* RECORDS SUPPLIED
## begin

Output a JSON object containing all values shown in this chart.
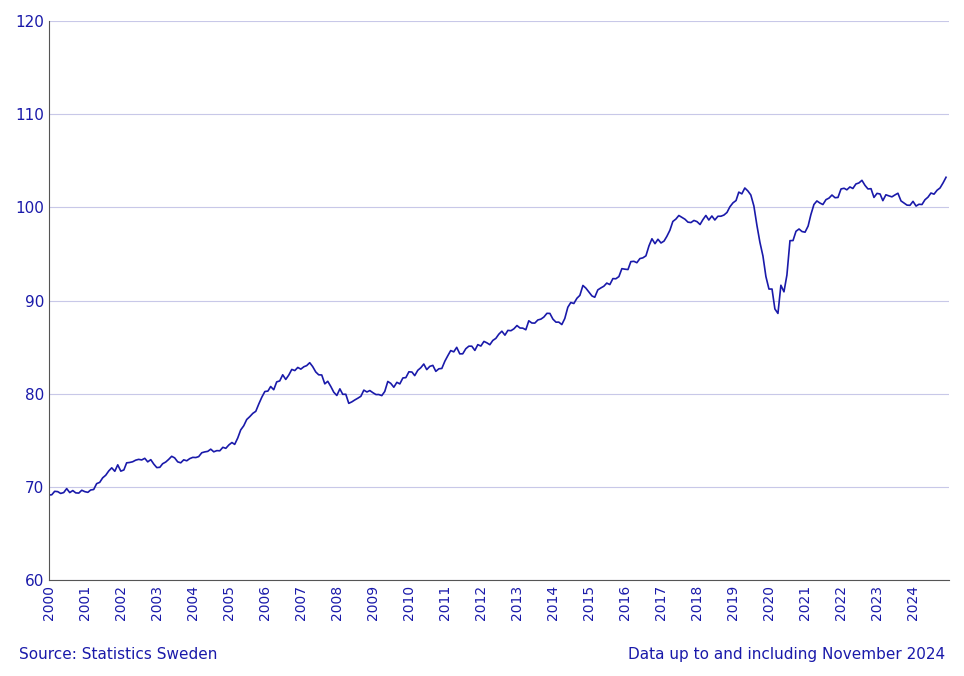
{
  "line_color": "#1a1aaa",
  "bg_color": "#ffffff",
  "grid_color": "#c8c8e8",
  "ylim": [
    60,
    120
  ],
  "yticks": [
    60,
    70,
    80,
    90,
    100,
    110,
    120
  ],
  "tick_color": "#1a1aaa",
  "source_text": "Source: Statistics Sweden",
  "data_text": "Data up to and including November 2024",
  "footer_color": "#1a1aaa",
  "linewidth": 1.2,
  "start_year": 2000,
  "start_month": 1,
  "xtick_years": [
    2000,
    2001,
    2002,
    2003,
    2004,
    2005,
    2006,
    2007,
    2008,
    2009,
    2010,
    2011,
    2012,
    2013,
    2014,
    2015,
    2016,
    2017,
    2018,
    2019,
    2020,
    2021,
    2022,
    2023,
    2024
  ]
}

## end

* AIM OF THE TASK
Each record above must be returned exactly as written, with its pictures omitted.

* ANSWER FOR THIS EXERCISE
Output a JSON object containing all values shown in this chart.
{
  "line_color": "#1a1aaa",
  "bg_color": "#ffffff",
  "grid_color": "#c8c8e8",
  "ylim": [
    60,
    120
  ],
  "yticks": [
    60,
    70,
    80,
    90,
    100,
    110,
    120
  ],
  "tick_color": "#1a1aaa",
  "source_text": "Source: Statistics Sweden",
  "data_text": "Data up to and including November 2024",
  "footer_color": "#1a1aaa",
  "linewidth": 1.2,
  "start_year": 2000,
  "start_month": 1,
  "xtick_years": [
    2000,
    2001,
    2002,
    2003,
    2004,
    2005,
    2006,
    2007,
    2008,
    2009,
    2010,
    2011,
    2012,
    2013,
    2014,
    2015,
    2016,
    2017,
    2018,
    2019,
    2020,
    2021,
    2022,
    2023,
    2024
  ]
}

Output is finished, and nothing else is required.